┌─ Entries provided
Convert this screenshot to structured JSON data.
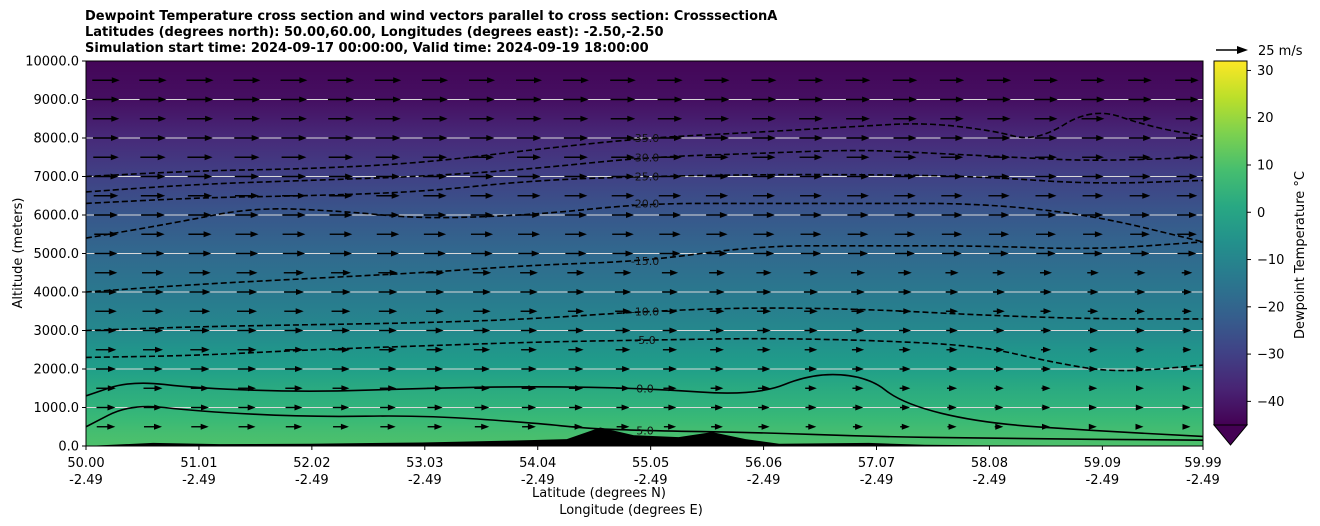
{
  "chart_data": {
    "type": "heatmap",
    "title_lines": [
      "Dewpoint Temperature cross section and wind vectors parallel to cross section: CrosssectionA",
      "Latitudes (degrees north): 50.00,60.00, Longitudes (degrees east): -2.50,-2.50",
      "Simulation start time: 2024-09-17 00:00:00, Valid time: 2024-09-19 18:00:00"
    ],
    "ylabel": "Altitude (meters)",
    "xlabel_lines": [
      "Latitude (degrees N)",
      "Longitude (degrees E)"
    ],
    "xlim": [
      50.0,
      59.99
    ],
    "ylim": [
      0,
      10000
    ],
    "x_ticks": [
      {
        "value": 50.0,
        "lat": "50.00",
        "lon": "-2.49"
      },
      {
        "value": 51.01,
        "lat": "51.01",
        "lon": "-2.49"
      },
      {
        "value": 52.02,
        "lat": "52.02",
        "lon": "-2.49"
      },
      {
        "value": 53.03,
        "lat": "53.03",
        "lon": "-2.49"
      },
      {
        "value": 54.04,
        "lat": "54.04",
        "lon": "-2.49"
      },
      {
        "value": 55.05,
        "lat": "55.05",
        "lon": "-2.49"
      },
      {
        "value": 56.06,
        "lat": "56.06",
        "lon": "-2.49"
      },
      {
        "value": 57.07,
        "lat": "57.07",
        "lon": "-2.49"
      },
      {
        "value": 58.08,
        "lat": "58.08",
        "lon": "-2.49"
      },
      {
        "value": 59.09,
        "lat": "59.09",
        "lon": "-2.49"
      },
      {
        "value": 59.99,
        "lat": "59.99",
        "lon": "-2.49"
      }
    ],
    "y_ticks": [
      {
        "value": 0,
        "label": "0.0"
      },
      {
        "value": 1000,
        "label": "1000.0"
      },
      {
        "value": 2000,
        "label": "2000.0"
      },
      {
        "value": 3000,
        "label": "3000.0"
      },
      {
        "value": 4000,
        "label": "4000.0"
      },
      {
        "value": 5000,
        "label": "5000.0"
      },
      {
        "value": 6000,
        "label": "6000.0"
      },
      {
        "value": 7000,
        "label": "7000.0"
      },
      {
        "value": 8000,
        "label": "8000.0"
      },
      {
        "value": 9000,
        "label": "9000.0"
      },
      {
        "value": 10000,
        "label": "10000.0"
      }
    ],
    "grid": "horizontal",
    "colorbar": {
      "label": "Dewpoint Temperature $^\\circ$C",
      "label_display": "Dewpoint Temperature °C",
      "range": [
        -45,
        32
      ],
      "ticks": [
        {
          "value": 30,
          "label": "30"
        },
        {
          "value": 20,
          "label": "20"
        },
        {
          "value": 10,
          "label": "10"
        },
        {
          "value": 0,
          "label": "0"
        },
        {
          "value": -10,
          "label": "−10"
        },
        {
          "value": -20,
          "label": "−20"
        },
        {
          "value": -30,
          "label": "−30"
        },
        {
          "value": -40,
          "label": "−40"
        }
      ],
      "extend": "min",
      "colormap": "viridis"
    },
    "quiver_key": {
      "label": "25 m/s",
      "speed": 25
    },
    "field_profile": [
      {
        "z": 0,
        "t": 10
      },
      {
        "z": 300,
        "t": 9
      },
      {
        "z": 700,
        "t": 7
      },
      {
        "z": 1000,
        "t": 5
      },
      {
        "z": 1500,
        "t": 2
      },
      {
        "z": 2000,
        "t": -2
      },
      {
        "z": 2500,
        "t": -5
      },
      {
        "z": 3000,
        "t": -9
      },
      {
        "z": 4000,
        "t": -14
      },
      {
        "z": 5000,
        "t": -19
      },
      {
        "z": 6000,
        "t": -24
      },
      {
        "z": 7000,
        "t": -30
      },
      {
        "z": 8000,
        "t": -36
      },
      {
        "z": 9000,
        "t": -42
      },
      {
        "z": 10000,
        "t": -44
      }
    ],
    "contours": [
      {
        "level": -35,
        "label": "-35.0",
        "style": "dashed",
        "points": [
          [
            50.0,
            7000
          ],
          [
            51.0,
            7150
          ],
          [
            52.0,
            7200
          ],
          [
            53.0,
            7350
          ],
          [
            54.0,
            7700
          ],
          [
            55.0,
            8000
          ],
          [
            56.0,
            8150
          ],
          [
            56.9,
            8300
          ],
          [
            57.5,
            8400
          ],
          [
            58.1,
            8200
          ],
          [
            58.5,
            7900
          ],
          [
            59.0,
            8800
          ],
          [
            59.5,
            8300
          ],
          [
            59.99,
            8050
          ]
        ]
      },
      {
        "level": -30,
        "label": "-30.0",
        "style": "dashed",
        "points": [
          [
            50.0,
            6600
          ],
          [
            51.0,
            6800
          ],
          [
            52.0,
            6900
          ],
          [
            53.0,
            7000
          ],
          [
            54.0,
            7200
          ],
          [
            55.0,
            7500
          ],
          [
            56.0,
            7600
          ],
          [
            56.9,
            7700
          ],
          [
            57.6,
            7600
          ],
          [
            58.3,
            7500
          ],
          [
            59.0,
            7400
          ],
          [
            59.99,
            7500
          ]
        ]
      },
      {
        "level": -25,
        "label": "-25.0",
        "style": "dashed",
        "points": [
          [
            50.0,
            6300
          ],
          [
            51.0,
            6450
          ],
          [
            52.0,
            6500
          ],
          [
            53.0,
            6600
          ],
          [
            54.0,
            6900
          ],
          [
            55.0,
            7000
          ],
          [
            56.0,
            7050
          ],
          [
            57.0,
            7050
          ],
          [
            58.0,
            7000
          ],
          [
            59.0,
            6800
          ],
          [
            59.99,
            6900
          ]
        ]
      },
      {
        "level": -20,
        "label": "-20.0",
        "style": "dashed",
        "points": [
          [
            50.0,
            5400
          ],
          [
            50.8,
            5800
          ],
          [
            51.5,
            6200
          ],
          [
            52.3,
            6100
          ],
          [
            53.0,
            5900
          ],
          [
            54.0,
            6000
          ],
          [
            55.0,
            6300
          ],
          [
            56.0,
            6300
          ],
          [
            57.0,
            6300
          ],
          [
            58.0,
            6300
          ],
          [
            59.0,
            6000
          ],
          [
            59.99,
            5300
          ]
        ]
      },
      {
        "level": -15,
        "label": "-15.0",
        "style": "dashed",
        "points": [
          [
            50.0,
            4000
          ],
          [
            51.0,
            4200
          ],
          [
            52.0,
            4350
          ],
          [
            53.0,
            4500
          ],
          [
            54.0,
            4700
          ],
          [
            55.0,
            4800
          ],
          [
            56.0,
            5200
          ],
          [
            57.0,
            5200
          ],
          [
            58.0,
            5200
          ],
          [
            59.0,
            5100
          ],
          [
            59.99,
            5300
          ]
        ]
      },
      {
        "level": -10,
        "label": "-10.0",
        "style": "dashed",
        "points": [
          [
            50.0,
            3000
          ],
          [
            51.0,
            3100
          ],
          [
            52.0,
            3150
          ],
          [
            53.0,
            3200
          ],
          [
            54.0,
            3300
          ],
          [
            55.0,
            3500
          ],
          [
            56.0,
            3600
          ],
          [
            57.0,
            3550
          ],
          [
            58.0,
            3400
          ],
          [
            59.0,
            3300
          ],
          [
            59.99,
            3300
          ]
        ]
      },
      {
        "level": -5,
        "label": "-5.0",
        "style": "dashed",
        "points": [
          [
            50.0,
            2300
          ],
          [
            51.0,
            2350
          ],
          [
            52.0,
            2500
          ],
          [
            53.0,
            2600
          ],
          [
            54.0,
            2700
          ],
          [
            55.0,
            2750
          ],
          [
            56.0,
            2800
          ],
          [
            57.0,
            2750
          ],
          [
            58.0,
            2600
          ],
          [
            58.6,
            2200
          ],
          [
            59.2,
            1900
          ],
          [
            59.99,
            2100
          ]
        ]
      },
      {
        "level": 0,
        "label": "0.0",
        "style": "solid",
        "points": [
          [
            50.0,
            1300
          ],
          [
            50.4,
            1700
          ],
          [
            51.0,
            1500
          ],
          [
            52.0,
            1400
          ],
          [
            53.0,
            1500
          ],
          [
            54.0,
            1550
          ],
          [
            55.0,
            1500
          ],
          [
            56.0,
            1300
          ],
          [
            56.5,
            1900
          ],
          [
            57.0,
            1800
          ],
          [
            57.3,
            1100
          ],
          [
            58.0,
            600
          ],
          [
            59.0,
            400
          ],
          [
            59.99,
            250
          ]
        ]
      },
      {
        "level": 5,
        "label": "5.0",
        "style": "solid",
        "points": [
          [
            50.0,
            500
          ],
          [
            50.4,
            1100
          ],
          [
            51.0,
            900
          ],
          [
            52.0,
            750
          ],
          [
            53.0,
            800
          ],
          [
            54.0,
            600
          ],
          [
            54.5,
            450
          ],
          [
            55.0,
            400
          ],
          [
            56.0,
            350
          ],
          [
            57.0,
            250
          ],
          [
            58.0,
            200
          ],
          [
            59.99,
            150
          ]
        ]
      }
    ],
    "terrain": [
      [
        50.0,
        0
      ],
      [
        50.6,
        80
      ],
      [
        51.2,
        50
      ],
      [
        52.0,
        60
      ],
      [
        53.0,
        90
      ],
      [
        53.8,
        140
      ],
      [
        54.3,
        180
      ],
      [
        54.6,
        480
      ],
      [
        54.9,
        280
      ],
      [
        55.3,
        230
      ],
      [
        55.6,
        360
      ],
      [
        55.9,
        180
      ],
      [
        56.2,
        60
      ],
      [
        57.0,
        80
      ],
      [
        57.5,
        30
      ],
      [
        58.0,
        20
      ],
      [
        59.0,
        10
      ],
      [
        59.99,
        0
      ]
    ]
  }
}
└─
┌─ Entries provided
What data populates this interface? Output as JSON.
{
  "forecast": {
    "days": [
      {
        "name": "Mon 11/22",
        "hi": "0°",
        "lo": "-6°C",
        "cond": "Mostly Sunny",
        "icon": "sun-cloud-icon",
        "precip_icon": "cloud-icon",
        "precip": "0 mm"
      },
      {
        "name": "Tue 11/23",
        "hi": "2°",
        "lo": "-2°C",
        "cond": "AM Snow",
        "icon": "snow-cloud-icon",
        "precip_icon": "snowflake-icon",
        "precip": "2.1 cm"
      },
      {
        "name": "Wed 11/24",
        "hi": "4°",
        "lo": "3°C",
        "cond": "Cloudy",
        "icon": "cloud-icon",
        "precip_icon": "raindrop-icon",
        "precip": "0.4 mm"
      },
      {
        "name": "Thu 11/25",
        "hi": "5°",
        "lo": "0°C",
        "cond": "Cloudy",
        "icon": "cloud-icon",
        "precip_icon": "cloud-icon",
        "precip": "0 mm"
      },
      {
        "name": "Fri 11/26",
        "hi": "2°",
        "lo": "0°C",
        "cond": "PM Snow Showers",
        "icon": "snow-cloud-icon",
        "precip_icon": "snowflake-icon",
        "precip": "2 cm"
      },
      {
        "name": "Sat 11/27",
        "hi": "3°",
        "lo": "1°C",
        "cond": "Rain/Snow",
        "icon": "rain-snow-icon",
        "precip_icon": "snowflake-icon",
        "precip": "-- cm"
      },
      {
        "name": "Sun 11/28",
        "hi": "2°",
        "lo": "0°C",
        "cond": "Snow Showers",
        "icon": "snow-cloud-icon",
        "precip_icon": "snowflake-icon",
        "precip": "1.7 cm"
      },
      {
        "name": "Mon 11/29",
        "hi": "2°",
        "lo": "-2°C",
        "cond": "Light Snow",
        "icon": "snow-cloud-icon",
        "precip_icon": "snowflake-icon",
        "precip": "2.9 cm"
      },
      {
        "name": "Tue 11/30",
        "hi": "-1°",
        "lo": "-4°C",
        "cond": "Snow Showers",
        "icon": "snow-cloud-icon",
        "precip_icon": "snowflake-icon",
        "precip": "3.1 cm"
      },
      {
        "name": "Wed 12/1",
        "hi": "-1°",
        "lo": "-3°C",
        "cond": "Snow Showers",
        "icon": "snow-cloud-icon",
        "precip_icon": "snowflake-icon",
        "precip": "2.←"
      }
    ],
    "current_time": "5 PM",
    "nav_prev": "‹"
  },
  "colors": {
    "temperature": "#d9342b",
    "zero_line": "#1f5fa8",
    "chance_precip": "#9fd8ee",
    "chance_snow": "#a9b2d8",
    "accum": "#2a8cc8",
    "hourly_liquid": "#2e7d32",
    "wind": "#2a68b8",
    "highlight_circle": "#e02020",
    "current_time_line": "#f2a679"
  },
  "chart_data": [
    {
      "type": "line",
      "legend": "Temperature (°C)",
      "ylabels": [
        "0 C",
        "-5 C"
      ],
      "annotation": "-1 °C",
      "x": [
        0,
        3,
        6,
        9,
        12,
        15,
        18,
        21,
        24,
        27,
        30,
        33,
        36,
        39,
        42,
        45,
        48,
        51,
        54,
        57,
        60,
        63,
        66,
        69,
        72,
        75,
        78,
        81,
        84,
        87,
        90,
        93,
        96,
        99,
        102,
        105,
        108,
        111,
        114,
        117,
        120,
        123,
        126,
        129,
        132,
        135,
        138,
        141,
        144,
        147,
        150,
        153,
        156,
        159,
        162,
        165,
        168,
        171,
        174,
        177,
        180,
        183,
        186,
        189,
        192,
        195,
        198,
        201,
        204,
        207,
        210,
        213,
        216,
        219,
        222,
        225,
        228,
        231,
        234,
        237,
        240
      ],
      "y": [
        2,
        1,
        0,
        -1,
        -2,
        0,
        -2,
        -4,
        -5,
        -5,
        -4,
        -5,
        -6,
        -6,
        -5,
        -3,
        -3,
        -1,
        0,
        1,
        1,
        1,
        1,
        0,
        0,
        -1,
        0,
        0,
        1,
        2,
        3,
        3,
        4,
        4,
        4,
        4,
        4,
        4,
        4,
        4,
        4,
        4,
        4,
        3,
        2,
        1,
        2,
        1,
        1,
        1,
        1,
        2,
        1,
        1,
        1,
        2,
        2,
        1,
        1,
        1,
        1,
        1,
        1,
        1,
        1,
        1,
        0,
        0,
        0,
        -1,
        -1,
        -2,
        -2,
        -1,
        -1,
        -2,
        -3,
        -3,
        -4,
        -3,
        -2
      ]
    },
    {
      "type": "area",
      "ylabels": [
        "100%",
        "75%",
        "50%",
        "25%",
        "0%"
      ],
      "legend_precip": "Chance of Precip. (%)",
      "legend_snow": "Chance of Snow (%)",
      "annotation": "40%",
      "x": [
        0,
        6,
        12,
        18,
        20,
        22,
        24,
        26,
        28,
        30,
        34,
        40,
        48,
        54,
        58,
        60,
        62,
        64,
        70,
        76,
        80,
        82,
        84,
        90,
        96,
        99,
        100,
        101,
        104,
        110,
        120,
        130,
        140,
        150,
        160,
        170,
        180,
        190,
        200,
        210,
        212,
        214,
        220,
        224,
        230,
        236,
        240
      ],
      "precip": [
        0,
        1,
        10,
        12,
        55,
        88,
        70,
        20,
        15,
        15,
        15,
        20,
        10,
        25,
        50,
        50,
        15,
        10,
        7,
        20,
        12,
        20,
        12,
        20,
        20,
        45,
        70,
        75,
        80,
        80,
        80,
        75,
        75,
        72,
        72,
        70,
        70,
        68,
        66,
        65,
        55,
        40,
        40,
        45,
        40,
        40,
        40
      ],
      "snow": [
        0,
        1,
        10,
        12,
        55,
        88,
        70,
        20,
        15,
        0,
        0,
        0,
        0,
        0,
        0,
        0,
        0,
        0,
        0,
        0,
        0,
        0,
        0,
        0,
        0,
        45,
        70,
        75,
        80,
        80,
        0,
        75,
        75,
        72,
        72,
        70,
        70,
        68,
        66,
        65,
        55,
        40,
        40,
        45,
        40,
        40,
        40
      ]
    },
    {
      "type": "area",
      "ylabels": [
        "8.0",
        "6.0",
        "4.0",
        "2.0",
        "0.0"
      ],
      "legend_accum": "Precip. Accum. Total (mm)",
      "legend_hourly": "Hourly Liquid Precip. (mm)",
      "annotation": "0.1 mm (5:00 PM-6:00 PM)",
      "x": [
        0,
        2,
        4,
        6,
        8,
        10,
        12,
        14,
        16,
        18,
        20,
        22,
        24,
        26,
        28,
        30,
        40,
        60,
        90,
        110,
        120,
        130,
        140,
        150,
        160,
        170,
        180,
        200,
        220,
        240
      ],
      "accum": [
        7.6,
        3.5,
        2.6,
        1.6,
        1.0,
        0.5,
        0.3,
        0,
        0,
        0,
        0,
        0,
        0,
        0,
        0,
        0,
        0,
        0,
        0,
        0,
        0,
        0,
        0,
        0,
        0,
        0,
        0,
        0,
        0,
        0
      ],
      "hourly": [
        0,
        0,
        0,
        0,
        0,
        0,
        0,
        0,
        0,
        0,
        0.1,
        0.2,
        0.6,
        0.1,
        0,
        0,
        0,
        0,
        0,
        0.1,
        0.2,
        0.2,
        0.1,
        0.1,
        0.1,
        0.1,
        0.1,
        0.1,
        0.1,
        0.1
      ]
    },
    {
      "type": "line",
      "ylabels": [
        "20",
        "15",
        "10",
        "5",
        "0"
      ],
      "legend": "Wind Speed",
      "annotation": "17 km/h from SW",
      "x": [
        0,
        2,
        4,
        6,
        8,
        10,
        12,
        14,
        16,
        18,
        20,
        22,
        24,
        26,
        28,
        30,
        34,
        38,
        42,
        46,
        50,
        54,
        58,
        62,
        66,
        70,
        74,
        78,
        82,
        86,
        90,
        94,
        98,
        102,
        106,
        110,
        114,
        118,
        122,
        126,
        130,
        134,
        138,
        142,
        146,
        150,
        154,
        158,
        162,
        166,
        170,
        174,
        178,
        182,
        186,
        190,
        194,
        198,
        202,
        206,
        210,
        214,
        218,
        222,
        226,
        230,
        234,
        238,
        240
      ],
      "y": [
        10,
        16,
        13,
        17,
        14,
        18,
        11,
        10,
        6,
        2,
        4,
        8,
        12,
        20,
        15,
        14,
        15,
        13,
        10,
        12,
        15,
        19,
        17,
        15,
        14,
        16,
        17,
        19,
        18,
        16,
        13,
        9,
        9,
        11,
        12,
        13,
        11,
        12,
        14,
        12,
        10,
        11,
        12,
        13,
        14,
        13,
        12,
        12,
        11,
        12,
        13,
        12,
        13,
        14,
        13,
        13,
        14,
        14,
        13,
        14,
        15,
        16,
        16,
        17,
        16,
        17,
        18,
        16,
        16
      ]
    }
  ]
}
└─
Your instructions: Take each line of the material that contains the word "degrees" and list it.

Task solution:
      "Latitudes (degrees north): 50.00,60.00, Longitudes (degrees east): -2.50,-2.50",
      "Latitude (degrees N)",
      "Longitude (degrees E)"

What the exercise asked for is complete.